Return the listing below exactly, with the pictures dropped.

## begin PROVIDED DATA

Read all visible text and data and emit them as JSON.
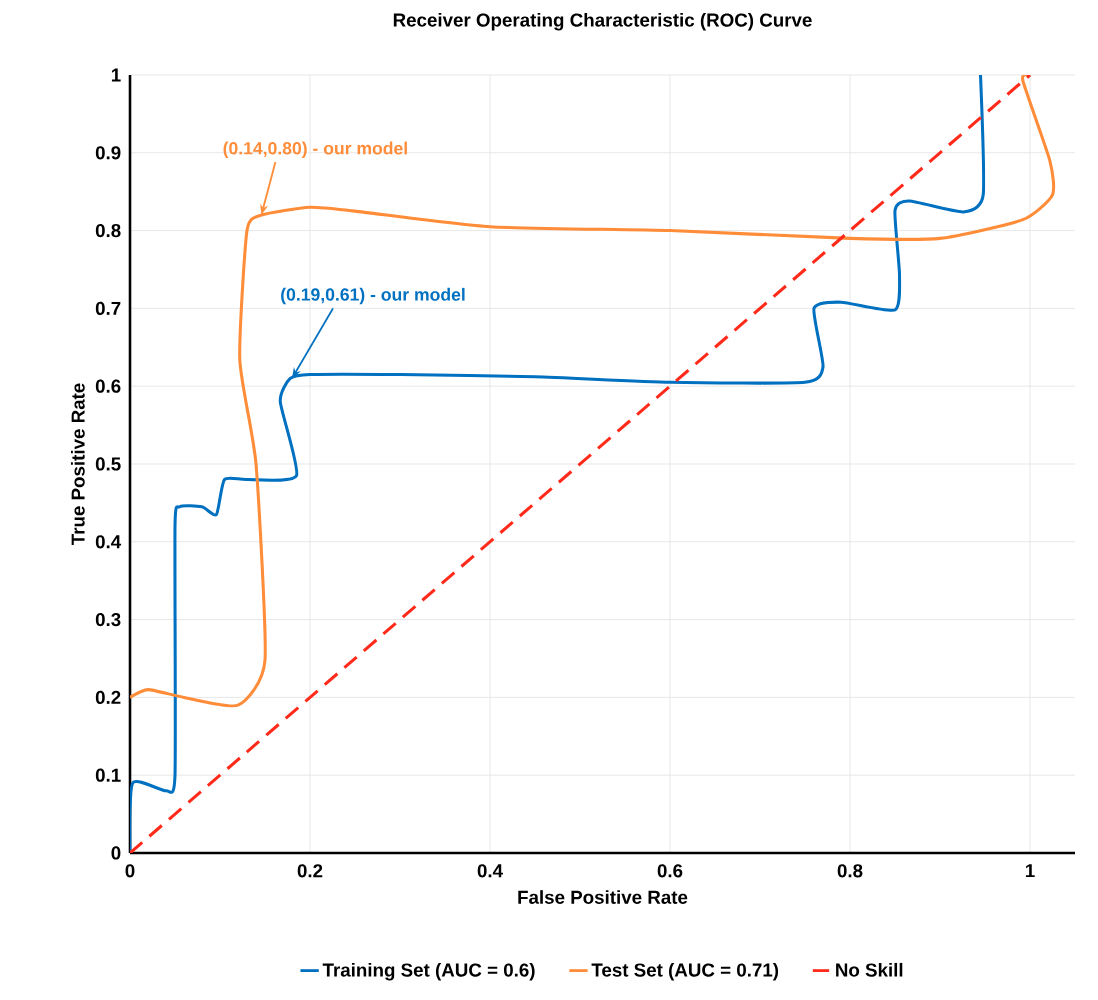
{
  "chart_data": {
    "type": "line",
    "title": "Receiver Operating Characteristic (ROC) Curve",
    "xlabel": "False Positive Rate",
    "ylabel": "True Positive Rate",
    "xlim": [
      0,
      1.05
    ],
    "ylim": [
      0,
      1
    ],
    "xticks": [
      0,
      0.2,
      0.4,
      0.6,
      0.8,
      1
    ],
    "yticks": [
      0,
      0.1,
      0.2,
      0.3,
      0.4,
      0.5,
      0.6,
      0.7,
      0.8,
      0.9,
      1
    ],
    "grid": true,
    "legend": "bottom",
    "series": [
      {
        "name": "Training Set (AUC = 0.6)",
        "color": "#0070c0",
        "x": [
          0,
          0.003,
          0.04,
          0.05,
          0.05,
          0.055,
          0.08,
          0.096,
          0.105,
          0.13,
          0.185,
          0.167,
          0.178,
          0.2,
          0.3,
          0.45,
          0.6,
          0.75,
          0.77,
          0.76,
          0.79,
          0.85,
          0.855,
          0.85,
          0.866,
          0.926,
          0.948,
          0.945
        ],
        "values": [
          0,
          0.09,
          0.08,
          0.1,
          0.42,
          0.445,
          0.445,
          0.435,
          0.48,
          0.48,
          0.485,
          0.58,
          0.61,
          0.615,
          0.615,
          0.612,
          0.605,
          0.605,
          0.625,
          0.7,
          0.708,
          0.698,
          0.743,
          0.826,
          0.838,
          0.824,
          0.846,
          1
        ]
      },
      {
        "name": "Test Set (AUC = 0.71)",
        "color": "#ff8c38",
        "x": [
          0,
          0.02,
          0.06,
          0.12,
          0.15,
          0.14,
          0.122,
          0.13,
          0.146,
          0.2,
          0.25,
          0.4,
          0.6,
          0.8,
          0.9,
          0.992,
          1.025,
          1.022,
          0.992,
          1.0
        ],
        "values": [
          0.2,
          0.21,
          0.2,
          0.19,
          0.248,
          0.5,
          0.634,
          0.8,
          0.82,
          0.83,
          0.825,
          0.805,
          0.8,
          0.79,
          0.79,
          0.814,
          0.846,
          0.89,
          0.993,
          1.0
        ]
      },
      {
        "name": "No Skill",
        "color": "#ff2a1a",
        "line_style": "dashed",
        "x": [
          0,
          1
        ],
        "values": [
          0,
          1
        ]
      }
    ],
    "annotations": [
      {
        "text": "(0.19,0.61) - our model",
        "x": 0.18,
        "y": 0.61
      },
      {
        "text": "(0.14,0.80) - our model",
        "x": 0.146,
        "y": 0.82
      }
    ]
  }
}
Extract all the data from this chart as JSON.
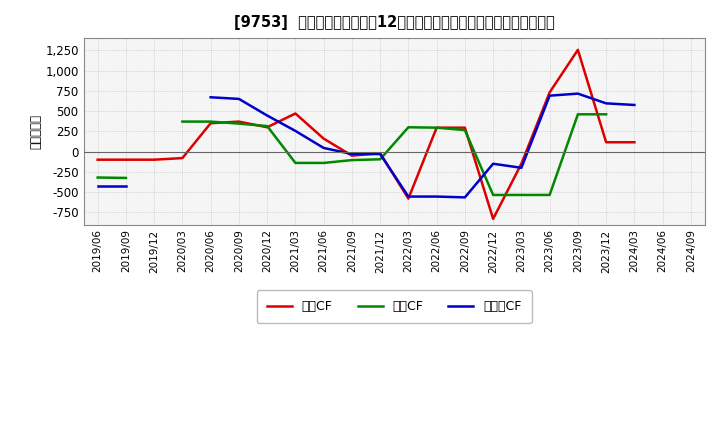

## end PROVIDED DATA

EXERCISE RESULT:
Read all visible text and data and emit them as JSON.
{
  "chart_data": {
    "type": "line",
    "title": "Receiver Operating Characteristic (ROC) Curve",
    "xlabel": "False Positive Rate",
    "ylabel": "True Positive Rate",
    "xlim": [
      0,
      1.05
    ],
    "ylim": [
      0,
      1
    ],
    "xticks": [
      0,
      0.2,
      0.4,
      0.6,
      0.8,
      1
    ],
    "yticks": [
      0,
      0.1,
      0.2,
      0.3,
      0.4,
      0.5,
      0.6,
      0.7,
      0.8,
      0.9,
      1
    ],
    "grid": true,
    "legend": "bottom",
    "series": [
      {
        "name": "Training Set (AUC = 0.6)",
        "color": "#0070c0",
        "x": [
          0,
          0.003,
          0.04,
          0.05,
          0.05,
          0.055,
          0.08,
          0.096,
          0.105,
          0.13,
          0.185,
          0.167,
          0.178,
          0.2,
          0.3,
          0.45,
          0.6,
          0.75,
          0.77,
          0.76,
          0.79,
          0.85,
          0.855,
          0.85,
          0.866,
          0.926,
          0.948,
          0.945
        ],
        "values": [
          0,
          0.09,
          0.08,
          0.1,
          0.42,
          0.445,
          0.445,
          0.435,
          0.48,
          0.48,
          0.485,
          0.58,
          0.61,
          0.615,
          0.615,
          0.612,
          0.605,
          0.605,
          0.625,
          0.7,
          0.708,
          0.698,
          0.743,
          0.826,
          0.838,
          0.824,
          0.846,
          1
        ]
      },
      {
        "name": "Test Set (AUC = 0.71)",
        "color": "#ff8c38",
        "x": [
          0,
          0.02,
          0.06,
          0.12,
          0.15,
          0.14,
          0.122,
          0.13,
          0.146,
          0.2,
          0.25,
          0.4,
          0.6,
          0.8,
          0.9,
          0.992,
          1.025,
          1.022,
          0.992,
          1.0
        ],
        "values": [
          0.2,
          0.21,
          0.2,
          0.19,
          0.248,
          0.5,
          0.634,
          0.8,
          0.82,
          0.83,
          0.825,
          0.805,
          0.8,
          0.79,
          0.79,
          0.814,
          0.846,
          0.89,
          0.993,
          1.0
        ]
      },
      {
        "name": "No Skill",
        "color": "#ff2a1a",
        "line_style": "dashed",
        "x": [
          0,
          1
        ],
        "values": [
          0,
          1
        ]
      }
    ],
    "annotations": [
      {
        "text": "(0.19,0.61) - our model",
        "x": 0.18,
        "y": 0.61
      },
      {
        "text": "(0.14,0.80) - our model",
        "x": 0.146,
        "y": 0.82
      }
    ]
  }
}
Extract all the data from this chart as JSON.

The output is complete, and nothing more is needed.